**DO THIS:**
Every line of the material is to be quoted verbatim, minus the pictures.

>> Begin GIVEN DATA

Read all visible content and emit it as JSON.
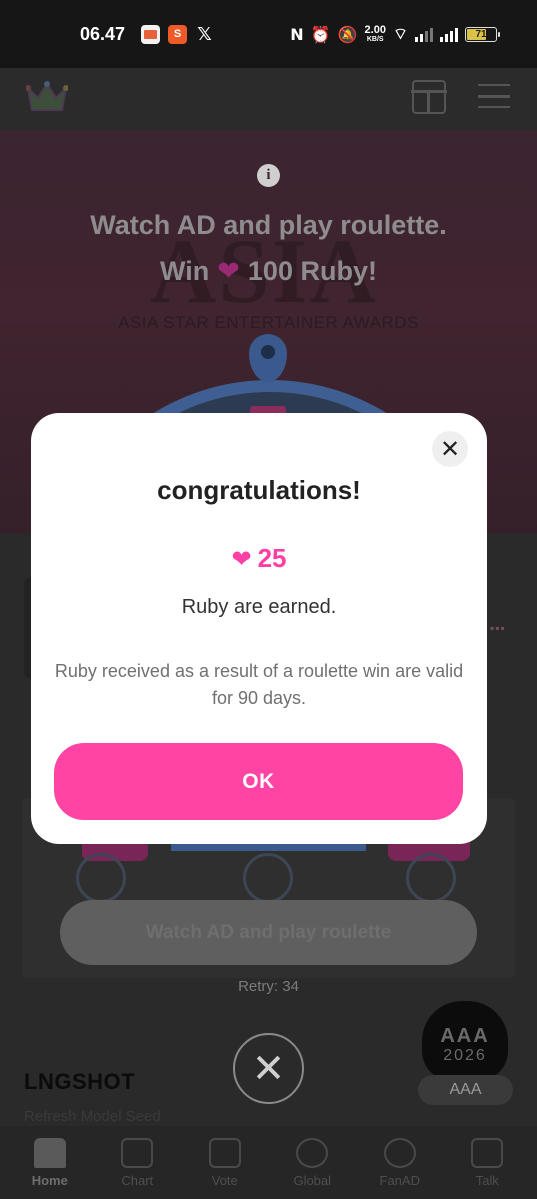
{
  "status_bar": {
    "time": "06.47",
    "notifications": [
      "photos-icon",
      "shopee-icon",
      "x-icon"
    ],
    "x_glyph": "𝕏",
    "net_speed_value": "2.00",
    "net_speed_unit": "KB/S",
    "battery_level": "71",
    "battery_fraction": 0.71
  },
  "promo": {
    "line1": "Watch AD and play roulette.",
    "line2_prefix": "Win",
    "line2_suffix": "100 Ruby!",
    "bg_word": "ASIA",
    "bg_award": "ASIA STAR ENTERTAINER AWARDS"
  },
  "roulette": {
    "watch_button_label": "Watch AD and play roulette",
    "retry_label": "Retry: 34"
  },
  "featured": {
    "title": "LNGSHOT",
    "subtitle": "Refresh Model Seed",
    "aaa_mark": "AAA",
    "aaa_year": "2026",
    "aaa_label": "AAA"
  },
  "bottom_nav": [
    {
      "label": "Home",
      "active": true
    },
    {
      "label": "Chart",
      "active": false
    },
    {
      "label": "Vote",
      "active": false
    },
    {
      "label": "Global",
      "active": false
    },
    {
      "label": "FanAD",
      "active": false
    },
    {
      "label": "Talk",
      "active": false
    }
  ],
  "dialog": {
    "title": "congratulations!",
    "reward_amount": "25",
    "earned_text": "Ruby are earned.",
    "validity_text": "Ruby received as a result of a roulette win are valid for 90 days.",
    "ok_label": "OK"
  },
  "colors": {
    "accent_pink": "#ff44a4",
    "dialog_bg": "#ffffff",
    "overlay_dim": "#2a2a2a"
  }
}
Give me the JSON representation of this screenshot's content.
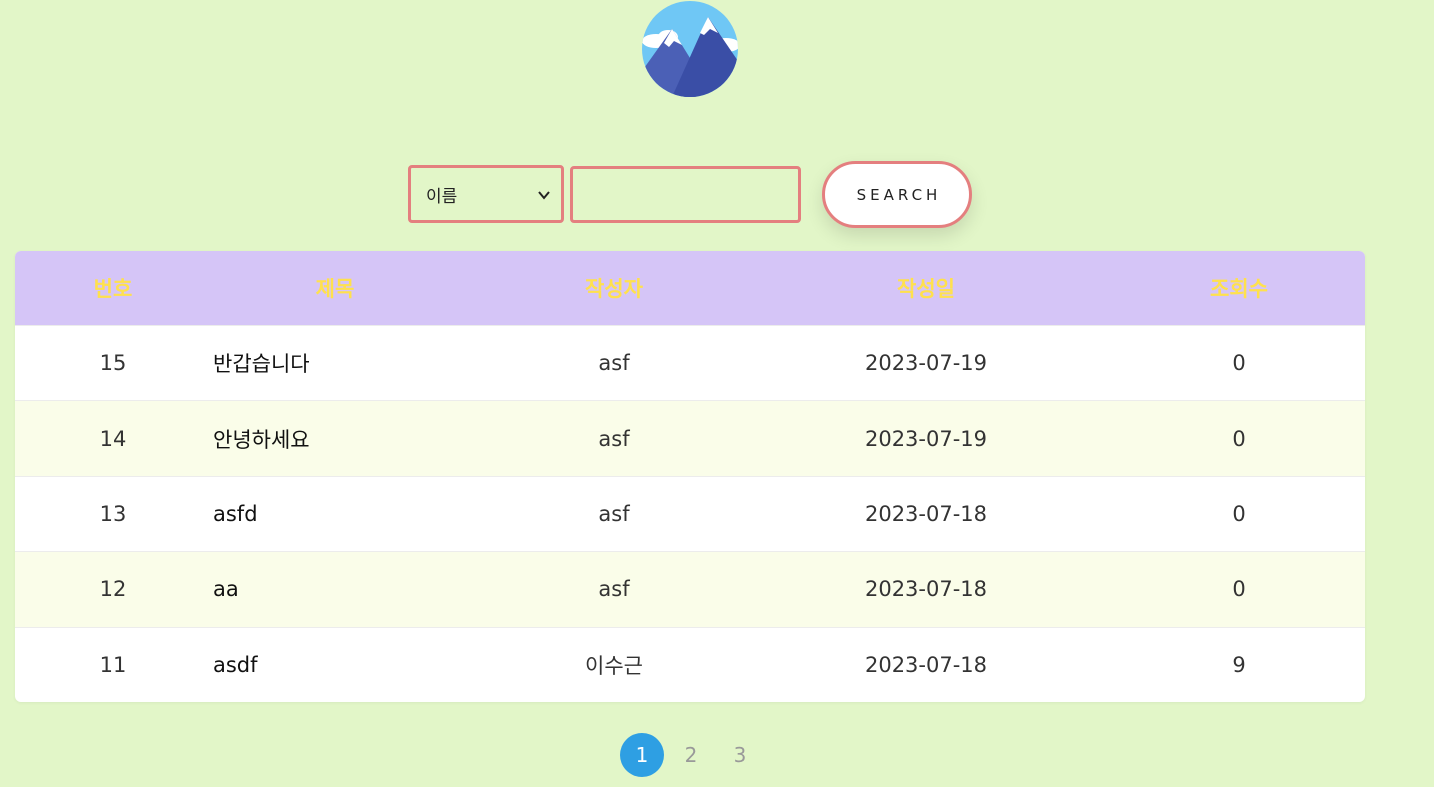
{
  "logo": {
    "icon": "mountain-logo-icon"
  },
  "search": {
    "select_value": "이름",
    "input_value": "",
    "button_label": "SEARCH"
  },
  "board": {
    "columns": [
      "번호",
      "제목",
      "작성자",
      "작성일",
      "조회수"
    ],
    "rows": [
      {
        "no": "15",
        "title": "반갑습니다",
        "writer": "asf",
        "date": "2023-07-19",
        "views": "0"
      },
      {
        "no": "14",
        "title": "안녕하세요",
        "writer": "asf",
        "date": "2023-07-19",
        "views": "0"
      },
      {
        "no": "13",
        "title": "asfd",
        "writer": "asf",
        "date": "2023-07-18",
        "views": "0"
      },
      {
        "no": "12",
        "title": "aa",
        "writer": "asf",
        "date": "2023-07-18",
        "views": "0"
      },
      {
        "no": "11",
        "title": "asdf",
        "writer": "이수근",
        "date": "2023-07-18",
        "views": "9"
      }
    ]
  },
  "pagination": {
    "pages": [
      "1",
      "2",
      "3"
    ],
    "current": "1"
  },
  "colors": {
    "background": "#e2f6c8",
    "header_bg": "#d5c5f7",
    "header_text": "#ffe14d",
    "border_accent": "#e47f7f",
    "active_page": "#2e9fe3"
  }
}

>> End GIVEN DATA

**ANSWER BELOW:**
Read all visible content and emit it as JSON.
{
  "status_bar": {
    "time": "06.47",
    "notifications": [
      "photos-icon",
      "shopee-icon",
      "x-icon"
    ],
    "x_glyph": "𝕏",
    "net_speed_value": "2.00",
    "net_speed_unit": "KB/S",
    "battery_level": "71",
    "battery_fraction": 0.71
  },
  "promo": {
    "line1": "Watch AD and play roulette.",
    "line2_prefix": "Win",
    "line2_suffix": "100 Ruby!",
    "bg_word": "ASIA",
    "bg_award": "ASIA STAR ENTERTAINER AWARDS"
  },
  "roulette": {
    "watch_button_label": "Watch AD and play roulette",
    "retry_label": "Retry: 34"
  },
  "featured": {
    "title": "LNGSHOT",
    "subtitle": "Refresh Model Seed",
    "aaa_mark": "AAA",
    "aaa_year": "2026",
    "aaa_label": "AAA"
  },
  "bottom_nav": [
    {
      "label": "Home",
      "active": true
    },
    {
      "label": "Chart",
      "active": false
    },
    {
      "label": "Vote",
      "active": false
    },
    {
      "label": "Global",
      "active": false
    },
    {
      "label": "FanAD",
      "active": false
    },
    {
      "label": "Talk",
      "active": false
    }
  ],
  "dialog": {
    "title": "congratulations!",
    "reward_amount": "25",
    "earned_text": "Ruby are earned.",
    "validity_text": "Ruby received as a result of a roulette win are valid for 90 days.",
    "ok_label": "OK"
  },
  "colors": {
    "accent_pink": "#ff44a4",
    "dialog_bg": "#ffffff",
    "overlay_dim": "#2a2a2a"
  }
}
Give me the JSON representation of this screenshot's content.
{
  "logo": {
    "icon": "mountain-logo-icon"
  },
  "search": {
    "select_value": "이름",
    "input_value": "",
    "button_label": "SEARCH"
  },
  "board": {
    "columns": [
      "번호",
      "제목",
      "작성자",
      "작성일",
      "조회수"
    ],
    "rows": [
      {
        "no": "15",
        "title": "반갑습니다",
        "writer": "asf",
        "date": "2023-07-19",
        "views": "0"
      },
      {
        "no": "14",
        "title": "안녕하세요",
        "writer": "asf",
        "date": "2023-07-19",
        "views": "0"
      },
      {
        "no": "13",
        "title": "asfd",
        "writer": "asf",
        "date": "2023-07-18",
        "views": "0"
      },
      {
        "no": "12",
        "title": "aa",
        "writer": "asf",
        "date": "2023-07-18",
        "views": "0"
      },
      {
        "no": "11",
        "title": "asdf",
        "writer": "이수근",
        "date": "2023-07-18",
        "views": "9"
      }
    ]
  },
  "pagination": {
    "pages": [
      "1",
      "2",
      "3"
    ],
    "current": "1"
  },
  "colors": {
    "background": "#e2f6c8",
    "header_bg": "#d5c5f7",
    "header_text": "#ffe14d",
    "border_accent": "#e47f7f",
    "active_page": "#2e9fe3"
  }
}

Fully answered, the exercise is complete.